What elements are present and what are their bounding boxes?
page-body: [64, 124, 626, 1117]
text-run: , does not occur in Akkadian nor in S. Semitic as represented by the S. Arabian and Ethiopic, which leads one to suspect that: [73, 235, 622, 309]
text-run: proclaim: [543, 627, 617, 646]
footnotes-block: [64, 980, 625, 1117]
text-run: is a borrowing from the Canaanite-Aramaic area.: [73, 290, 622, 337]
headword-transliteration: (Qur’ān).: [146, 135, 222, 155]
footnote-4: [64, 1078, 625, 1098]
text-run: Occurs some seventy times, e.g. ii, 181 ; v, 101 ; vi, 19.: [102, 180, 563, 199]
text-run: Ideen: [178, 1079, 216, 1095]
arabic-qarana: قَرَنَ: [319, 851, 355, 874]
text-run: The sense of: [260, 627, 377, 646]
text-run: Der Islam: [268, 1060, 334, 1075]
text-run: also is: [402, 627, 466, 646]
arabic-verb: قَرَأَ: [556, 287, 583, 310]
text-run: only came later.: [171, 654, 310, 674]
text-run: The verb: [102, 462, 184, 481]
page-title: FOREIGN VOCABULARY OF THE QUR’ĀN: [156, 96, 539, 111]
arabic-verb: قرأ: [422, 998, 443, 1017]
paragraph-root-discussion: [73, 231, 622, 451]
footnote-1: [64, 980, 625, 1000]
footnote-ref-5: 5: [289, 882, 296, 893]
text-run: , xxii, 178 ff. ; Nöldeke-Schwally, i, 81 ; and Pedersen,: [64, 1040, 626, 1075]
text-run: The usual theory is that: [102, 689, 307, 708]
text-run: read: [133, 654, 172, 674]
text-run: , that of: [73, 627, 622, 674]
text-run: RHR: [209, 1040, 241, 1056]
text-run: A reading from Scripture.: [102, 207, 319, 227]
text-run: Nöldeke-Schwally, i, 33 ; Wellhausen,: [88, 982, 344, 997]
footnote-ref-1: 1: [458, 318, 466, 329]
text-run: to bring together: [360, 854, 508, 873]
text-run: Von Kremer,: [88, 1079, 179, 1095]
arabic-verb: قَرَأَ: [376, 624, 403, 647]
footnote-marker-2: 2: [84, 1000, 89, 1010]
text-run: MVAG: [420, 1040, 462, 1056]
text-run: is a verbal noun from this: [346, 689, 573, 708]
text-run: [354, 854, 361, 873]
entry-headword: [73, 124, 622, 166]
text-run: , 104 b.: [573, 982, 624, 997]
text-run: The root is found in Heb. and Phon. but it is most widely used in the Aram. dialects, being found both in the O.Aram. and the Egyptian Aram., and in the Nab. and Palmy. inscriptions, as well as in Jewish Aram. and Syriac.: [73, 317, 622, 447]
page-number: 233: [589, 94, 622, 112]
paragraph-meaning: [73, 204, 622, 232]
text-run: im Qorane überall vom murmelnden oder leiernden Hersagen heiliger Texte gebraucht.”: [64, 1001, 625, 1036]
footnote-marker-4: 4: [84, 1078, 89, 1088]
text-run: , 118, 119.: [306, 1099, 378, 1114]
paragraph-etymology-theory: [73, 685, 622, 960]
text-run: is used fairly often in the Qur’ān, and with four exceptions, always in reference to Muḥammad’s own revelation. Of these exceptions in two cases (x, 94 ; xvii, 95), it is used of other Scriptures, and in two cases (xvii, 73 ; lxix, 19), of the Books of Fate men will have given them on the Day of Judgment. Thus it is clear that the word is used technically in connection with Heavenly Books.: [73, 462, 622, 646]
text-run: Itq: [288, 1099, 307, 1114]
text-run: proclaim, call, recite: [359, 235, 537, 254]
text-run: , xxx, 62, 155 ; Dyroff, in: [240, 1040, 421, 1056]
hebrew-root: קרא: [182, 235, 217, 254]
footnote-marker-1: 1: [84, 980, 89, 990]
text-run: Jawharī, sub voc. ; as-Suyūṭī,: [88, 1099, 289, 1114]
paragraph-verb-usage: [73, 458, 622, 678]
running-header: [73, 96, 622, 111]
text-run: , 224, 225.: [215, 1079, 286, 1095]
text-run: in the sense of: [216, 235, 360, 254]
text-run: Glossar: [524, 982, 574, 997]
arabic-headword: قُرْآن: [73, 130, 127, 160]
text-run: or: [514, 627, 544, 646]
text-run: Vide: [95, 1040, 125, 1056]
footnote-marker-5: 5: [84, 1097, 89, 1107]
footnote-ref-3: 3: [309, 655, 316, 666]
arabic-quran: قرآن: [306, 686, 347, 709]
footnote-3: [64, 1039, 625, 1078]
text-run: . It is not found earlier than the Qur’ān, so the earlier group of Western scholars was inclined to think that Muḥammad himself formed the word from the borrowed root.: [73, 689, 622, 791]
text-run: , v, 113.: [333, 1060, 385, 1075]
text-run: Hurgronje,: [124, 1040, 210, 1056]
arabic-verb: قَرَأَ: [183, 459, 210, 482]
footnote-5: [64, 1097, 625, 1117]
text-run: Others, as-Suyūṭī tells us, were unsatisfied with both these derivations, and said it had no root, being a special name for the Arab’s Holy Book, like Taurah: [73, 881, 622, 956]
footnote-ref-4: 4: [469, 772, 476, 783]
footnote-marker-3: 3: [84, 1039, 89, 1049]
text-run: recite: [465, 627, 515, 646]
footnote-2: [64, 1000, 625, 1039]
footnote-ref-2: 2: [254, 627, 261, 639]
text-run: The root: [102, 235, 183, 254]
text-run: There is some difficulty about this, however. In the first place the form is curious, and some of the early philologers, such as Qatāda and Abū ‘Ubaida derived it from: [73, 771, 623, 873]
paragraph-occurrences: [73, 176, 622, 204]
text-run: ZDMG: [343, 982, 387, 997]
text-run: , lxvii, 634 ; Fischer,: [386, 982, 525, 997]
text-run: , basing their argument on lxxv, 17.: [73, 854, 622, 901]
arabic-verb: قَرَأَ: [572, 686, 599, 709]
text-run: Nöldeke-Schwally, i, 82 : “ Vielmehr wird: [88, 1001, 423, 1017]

» What you have to do: Please copy all the records above line for line, keeping every character and number unchanged.

» Complete answer:
What elements are present and what are their bounding boxes?
page-body: [64, 124, 626, 1117]
text-run: , does not occur in Akkadian nor in S. Semitic as represented by the S. Arabian and Ethiopic, which leads one to suspect that: [73, 235, 622, 309]
text-run: proclaim: [543, 627, 617, 646]
footnotes-block: [64, 980, 625, 1117]
text-run: is a borrowing from the Canaanite-Aramaic area.: [73, 290, 622, 337]
headword-transliteration: (Qur’ān).: [146, 135, 222, 155]
footnote-4: [64, 1078, 625, 1098]
text-run: Occurs some seventy times, e.g. ii, 181 ; v, 101 ; vi, 19.: [102, 180, 563, 199]
text-run: Ideen: [178, 1079, 216, 1095]
arabic-qarana: قَرَنَ: [319, 851, 355, 874]
text-run: The sense of: [260, 627, 377, 646]
text-run: Der Islam: [268, 1060, 334, 1075]
text-run: also is: [402, 627, 466, 646]
arabic-verb: قَرَأَ: [556, 287, 583, 310]
text-run: only came later.: [171, 654, 310, 674]
text-run: The verb: [102, 462, 184, 481]
page-title: FOREIGN VOCABULARY OF THE QUR’ĀN: [156, 96, 539, 111]
arabic-verb: قرأ: [422, 998, 443, 1017]
paragraph-root-discussion: [73, 231, 622, 451]
footnote-1: [64, 980, 625, 1000]
footnote-ref-5: 5: [289, 882, 296, 893]
text-run: , xxii, 178 ff. ; Nöldeke-Schwally, i, 81 ; and Pedersen,: [64, 1040, 626, 1075]
text-run: The usual theory is that: [102, 689, 307, 708]
text-run: read: [133, 654, 172, 674]
text-run: , that of: [73, 627, 622, 674]
text-run: RHR: [209, 1040, 241, 1056]
text-run: A reading from Scripture.: [102, 207, 319, 227]
text-run: Nöldeke-Schwally, i, 33 ; Wellhausen,: [88, 982, 344, 997]
footnote-ref-1: 1: [458, 318, 466, 329]
text-run: to bring together: [360, 854, 508, 873]
text-run: Von Kremer,: [88, 1079, 179, 1095]
arabic-verb: قَرَأَ: [376, 624, 403, 647]
footnote-marker-2: 2: [84, 1000, 89, 1010]
text-run: MVAG: [420, 1040, 462, 1056]
text-run: is a verbal noun from this: [346, 689, 573, 708]
text-run: [354, 854, 361, 873]
entry-headword: [73, 124, 622, 166]
text-run: , 104 b.: [573, 982, 624, 997]
text-run: The root is found in Heb. and Phon. but it is most widely used in the Aram. dialects, being found both in the O.Aram. and the Egyptian Aram., and in the Nab. and Palmy. inscriptions, as well as in Jewish Aram. and Syriac.: [73, 317, 622, 447]
page-number: 233: [589, 94, 622, 112]
paragraph-meaning: [73, 204, 622, 232]
text-run: im Qorane überall vom murmelnden oder leiernden Hersagen heiliger Texte gebraucht.”: [64, 1001, 625, 1036]
footnote-marker-4: 4: [84, 1078, 89, 1088]
text-run: , 118, 119.: [306, 1099, 378, 1114]
paragraph-etymology-theory: [73, 685, 622, 960]
text-run: is used fairly often in the Qur’ān, and with four exceptions, always in reference to Muḥammad’s own revelation. Of these exceptions in two cases (x, 94 ; xvii, 95), it is used of other Scriptures, and in two cases (xvii, 73 ; lxix, 19), of the Books of Fate men will have given them on the Day of Judgment. Thus it is clear that the word is used technically in connection with Heavenly Books.: [73, 462, 622, 646]
text-run: Itq: [288, 1099, 307, 1114]
text-run: proclaim, call, recite: [359, 235, 537, 254]
text-run: , xxx, 62, 155 ; Dyroff, in: [240, 1040, 421, 1056]
hebrew-root: קרא: [182, 235, 217, 254]
footnote-marker-1: 1: [84, 980, 89, 990]
text-run: Jawharī, sub voc. ; as-Suyūṭī,: [88, 1099, 289, 1114]
paragraph-verb-usage: [73, 458, 622, 678]
running-header: [73, 96, 622, 111]
text-run: , 224, 225.: [215, 1079, 286, 1095]
text-run: in the sense of: [216, 235, 360, 254]
text-run: Glossar: [524, 982, 574, 997]
arabic-headword: قُرْآن: [73, 130, 127, 160]
text-run: or: [514, 627, 544, 646]
text-run: Vide: [95, 1040, 125, 1056]
footnote-marker-5: 5: [84, 1097, 89, 1107]
footnote-ref-3: 3: [309, 655, 316, 666]
arabic-quran: قرآن: [306, 686, 347, 709]
footnote-3: [64, 1039, 625, 1078]
text-run: . It is not found earlier than the Qur’ān, so the earlier group of Western scholars was inclined to think that Muḥammad himself formed the word from the borrowed root.: [73, 689, 622, 791]
text-run: , v, 113.: [333, 1060, 385, 1075]
text-run: Hurgronje,: [124, 1040, 210, 1056]
arabic-verb: قَرَأَ: [183, 459, 210, 482]
footnote-5: [64, 1097, 625, 1117]
text-run: Others, as-Suyūṭī tells us, were unsatisfied with both these derivations, and said it had no root, being a special name for the Arab’s Holy Book, like Taurah: [73, 881, 622, 956]
footnote-ref-4: 4: [469, 772, 476, 783]
footnote-marker-3: 3: [84, 1039, 89, 1049]
text-run: recite: [465, 627, 515, 646]
footnote-2: [64, 1000, 625, 1039]
footnote-ref-2: 2: [254, 627, 261, 639]
text-run: The root: [102, 235, 183, 254]
text-run: There is some difficulty about this, however. In the first place the form is curious, and some of the early philologers, such as Qatāda and Abū ‘Ubaida derived it from: [73, 771, 623, 873]
paragraph-occurrences: [73, 176, 622, 204]
text-run: ZDMG: [343, 982, 387, 997]
text-run: , lxvii, 634 ; Fischer,: [386, 982, 525, 997]
text-run: , basing their argument on lxxv, 17.: [73, 854, 622, 901]
arabic-verb: قَرَأَ: [572, 686, 599, 709]
text-run: Nöldeke-Schwally, i, 82 : “ Vielmehr wird: [88, 1001, 423, 1017]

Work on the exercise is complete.